(Dataset items)

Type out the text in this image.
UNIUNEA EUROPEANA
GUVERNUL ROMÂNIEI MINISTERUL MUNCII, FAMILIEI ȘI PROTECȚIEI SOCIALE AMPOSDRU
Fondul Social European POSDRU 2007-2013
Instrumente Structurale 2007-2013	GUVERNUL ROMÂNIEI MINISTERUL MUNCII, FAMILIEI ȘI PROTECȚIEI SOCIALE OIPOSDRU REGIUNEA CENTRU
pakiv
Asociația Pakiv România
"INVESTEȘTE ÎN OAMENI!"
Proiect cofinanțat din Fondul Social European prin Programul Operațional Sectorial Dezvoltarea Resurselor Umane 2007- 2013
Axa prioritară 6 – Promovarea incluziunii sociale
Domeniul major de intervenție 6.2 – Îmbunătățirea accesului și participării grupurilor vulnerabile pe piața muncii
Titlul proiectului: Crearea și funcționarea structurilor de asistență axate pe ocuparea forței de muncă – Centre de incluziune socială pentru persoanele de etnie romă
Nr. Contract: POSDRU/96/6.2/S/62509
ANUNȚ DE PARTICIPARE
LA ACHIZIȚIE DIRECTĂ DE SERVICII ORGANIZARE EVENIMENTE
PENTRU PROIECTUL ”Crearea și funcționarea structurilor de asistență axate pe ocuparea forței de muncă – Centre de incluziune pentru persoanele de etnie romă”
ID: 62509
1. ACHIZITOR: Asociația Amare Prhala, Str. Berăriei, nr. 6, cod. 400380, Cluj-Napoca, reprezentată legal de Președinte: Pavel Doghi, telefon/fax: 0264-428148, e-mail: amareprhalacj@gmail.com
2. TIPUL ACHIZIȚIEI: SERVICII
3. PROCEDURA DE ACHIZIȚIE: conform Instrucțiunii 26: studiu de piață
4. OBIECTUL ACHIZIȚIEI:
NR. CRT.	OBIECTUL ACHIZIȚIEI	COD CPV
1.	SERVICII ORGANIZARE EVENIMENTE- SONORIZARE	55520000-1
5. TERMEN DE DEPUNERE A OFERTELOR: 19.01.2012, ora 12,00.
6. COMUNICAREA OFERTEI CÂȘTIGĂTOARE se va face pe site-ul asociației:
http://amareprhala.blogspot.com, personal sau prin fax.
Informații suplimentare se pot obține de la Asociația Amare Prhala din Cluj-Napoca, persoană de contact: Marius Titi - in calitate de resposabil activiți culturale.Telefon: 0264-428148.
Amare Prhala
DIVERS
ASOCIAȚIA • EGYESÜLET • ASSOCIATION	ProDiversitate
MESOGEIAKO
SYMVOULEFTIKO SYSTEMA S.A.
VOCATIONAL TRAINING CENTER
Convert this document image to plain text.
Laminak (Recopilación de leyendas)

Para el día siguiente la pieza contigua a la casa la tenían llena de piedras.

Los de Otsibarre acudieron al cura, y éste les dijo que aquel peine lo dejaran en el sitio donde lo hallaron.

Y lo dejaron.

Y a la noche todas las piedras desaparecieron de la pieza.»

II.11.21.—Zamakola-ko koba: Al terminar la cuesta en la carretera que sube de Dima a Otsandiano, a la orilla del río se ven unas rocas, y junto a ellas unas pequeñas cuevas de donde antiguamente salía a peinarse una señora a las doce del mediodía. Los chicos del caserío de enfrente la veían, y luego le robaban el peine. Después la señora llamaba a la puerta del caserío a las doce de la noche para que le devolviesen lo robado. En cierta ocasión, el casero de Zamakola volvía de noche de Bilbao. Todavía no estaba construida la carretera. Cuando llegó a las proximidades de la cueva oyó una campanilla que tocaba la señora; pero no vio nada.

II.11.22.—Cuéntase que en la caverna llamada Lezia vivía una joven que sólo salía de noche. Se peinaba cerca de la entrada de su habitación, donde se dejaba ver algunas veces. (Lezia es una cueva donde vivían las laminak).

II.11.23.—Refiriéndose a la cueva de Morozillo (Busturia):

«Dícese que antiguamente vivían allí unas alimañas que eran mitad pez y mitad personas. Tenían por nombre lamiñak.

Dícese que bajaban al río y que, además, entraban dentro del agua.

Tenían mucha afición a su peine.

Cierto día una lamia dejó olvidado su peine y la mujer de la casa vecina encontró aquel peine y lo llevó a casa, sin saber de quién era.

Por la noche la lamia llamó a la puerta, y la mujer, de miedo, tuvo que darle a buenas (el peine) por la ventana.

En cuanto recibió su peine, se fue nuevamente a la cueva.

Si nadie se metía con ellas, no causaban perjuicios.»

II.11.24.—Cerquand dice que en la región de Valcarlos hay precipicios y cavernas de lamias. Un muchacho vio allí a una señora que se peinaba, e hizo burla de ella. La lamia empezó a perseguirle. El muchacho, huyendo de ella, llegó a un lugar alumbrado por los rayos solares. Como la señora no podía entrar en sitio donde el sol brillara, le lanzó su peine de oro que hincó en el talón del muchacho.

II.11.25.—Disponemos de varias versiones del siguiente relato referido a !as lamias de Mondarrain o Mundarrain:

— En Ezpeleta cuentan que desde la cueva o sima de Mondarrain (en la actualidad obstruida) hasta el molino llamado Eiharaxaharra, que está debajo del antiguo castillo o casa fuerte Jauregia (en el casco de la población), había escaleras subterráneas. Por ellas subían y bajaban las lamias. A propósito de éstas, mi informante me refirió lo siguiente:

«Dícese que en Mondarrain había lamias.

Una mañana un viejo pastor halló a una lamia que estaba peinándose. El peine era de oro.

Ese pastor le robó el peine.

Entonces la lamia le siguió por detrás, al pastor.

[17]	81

What is expected: Go through the data and return every record exactly.

Completed task:
Type out the text in this image.
UNIUNEA EUROPEANA
GUVERNUL ROMÂNIEI MINISTERUL MUNCII, FAMILIEI ȘI PROTECȚIEI SOCIALE AMPOSDRU
Fondul Social European POSDRU 2007-2013
Instrumente Structurale 2007-2013	GUVERNUL ROMÂNIEI MINISTERUL MUNCII, FAMILIEI ȘI PROTECȚIEI SOCIALE OIPOSDRU REGIUNEA CENTRU
pakiv
Asociația Pakiv România
"INVESTEȘTE ÎN OAMENI!"
Proiect cofinanțat din Fondul Social European prin Programul Operațional Sectorial Dezvoltarea Resurselor Umane 2007- 2013
Axa prioritară 6 – Promovarea incluziunii sociale
Domeniul major de intervenție 6.2 – Îmbunătățirea accesului și participării grupurilor vulnerabile pe piața muncii
Titlul proiectului: Crearea și funcționarea structurilor de asistență axate pe ocuparea forței de muncă – Centre de incluziune socială pentru persoanele de etnie romă
Nr. Contract: POSDRU/96/6.2/S/62509
ANUNȚ DE PARTICIPARE
LA ACHIZIȚIE DIRECTĂ DE SERVICII ORGANIZARE EVENIMENTE
PENTRU PROIECTUL ”Crearea și funcționarea structurilor de asistență axate pe ocuparea forței de muncă – Centre de incluziune pentru persoanele de etnie romă”
ID: 62509
1. ACHIZITOR: Asociația Amare Prhala, Str. Berăriei, nr. 6, cod. 400380, Cluj-Napoca, reprezentată legal de Președinte: Pavel Doghi, telefon/fax: 0264-428148, e-mail: amareprhalacj@gmail.com
2. TIPUL ACHIZIȚIEI: SERVICII
3. PROCEDURA DE ACHIZIȚIE: conform Instrucțiunii 26: studiu de piață
4. OBIECTUL ACHIZIȚIEI:
NR. CRT.	OBIECTUL ACHIZIȚIEI	COD CPV
1.	SERVICII ORGANIZARE EVENIMENTE- SONORIZARE	55520000-1
5. TERMEN DE DEPUNERE A OFERTELOR: 19.01.2012, ora 12,00.
6. COMUNICAREA OFERTEI CÂȘTIGĂTOARE se va face pe site-ul asociației:
http://amareprhala.blogspot.com, personal sau prin fax.
Informații suplimentare se pot obține de la Asociația Amare Prhala din Cluj-Napoca, persoană de contact: Marius Titi - in calitate de resposabil activiți culturale.Telefon: 0264-428148.
Amare Prhala
DIVERS
ASOCIAȚIA • EGYESÜLET • ASSOCIATION	ProDiversitate
MESOGEIAKO
SYMVOULEFTIKO SYSTEMA S.A.
VOCATIONAL TRAINING CENTER
Convert this document image to plain text.
Laminak (Recopilación de leyendas)

Para el día siguiente la pieza contigua a la casa la tenían llena de piedras.

Los de Otsibarre acudieron al cura, y éste les dijo que aquel peine lo dejaran en el sitio donde lo hallaron.

Y lo dejaron.

Y a la noche todas las piedras desaparecieron de la pieza.»

II.11.21.—Zamakola-ko koba: Al terminar la cuesta en la carretera que sube de Dima a Otsandiano, a la orilla del río se ven unas rocas, y junto a ellas unas pequeñas cuevas de donde antiguamente salía a peinarse una señora a las doce del mediodía. Los chicos del caserío de enfrente la veían, y luego le robaban el peine. Después la señora llamaba a la puerta del caserío a las doce de la noche para que le devolviesen lo robado. En cierta ocasión, el casero de Zamakola volvía de noche de Bilbao. Todavía no estaba construida la carretera. Cuando llegó a las proximidades de la cueva oyó una campanilla que tocaba la señora; pero no vio nada.

II.11.22.—Cuéntase que en la caverna llamada Lezia vivía una joven que sólo salía de noche. Se peinaba cerca de la entrada de su habitación, donde se dejaba ver algunas veces. (Lezia es una cueva donde vivían las laminak).

II.11.23.—Refiriéndose a la cueva de Morozillo (Busturia):

«Dícese que antiguamente vivían allí unas alimañas que eran mitad pez y mitad personas. Tenían por nombre lamiñak.

Dícese que bajaban al río y que, además, entraban dentro del agua.

Tenían mucha afición a su peine.

Cierto día una lamia dejó olvidado su peine y la mujer de la casa vecina encontró aquel peine y lo llevó a casa, sin saber de quién era.

Por la noche la lamia llamó a la puerta, y la mujer, de miedo, tuvo que darle a buenas (el peine) por la ventana.

En cuanto recibió su peine, se fue nuevamente a la cueva.

Si nadie se metía con ellas, no causaban perjuicios.»

II.11.24.—Cerquand dice que en la región de Valcarlos hay precipicios y cavernas de lamias. Un muchacho vio allí a una señora que se peinaba, e hizo burla de ella. La lamia empezó a perseguirle. El muchacho, huyendo de ella, llegó a un lugar alumbrado por los rayos solares. Como la señora no podía entrar en sitio donde el sol brillara, le lanzó su peine de oro que hincó en el talón del muchacho.

II.11.25.—Disponemos de varias versiones del siguiente relato referido a !as lamias de Mondarrain o Mundarrain:

— En Ezpeleta cuentan que desde la cueva o sima de Mondarrain (en la actualidad obstruida) hasta el molino llamado Eiharaxaharra, que está debajo del antiguo castillo o casa fuerte Jauregia (en el casco de la población), había escaleras subterráneas. Por ellas subían y bajaban las lamias. A propósito de éstas, mi informante me refirió lo siguiente:

«Dícese que en Mondarrain había lamias.

Una mañana un viejo pastor halló a una lamia que estaba peinándose. El peine era de oro.

Ese pastor le robó el peine.

Entonces la lamia le siguió por detrás, al pastor.

[17]	81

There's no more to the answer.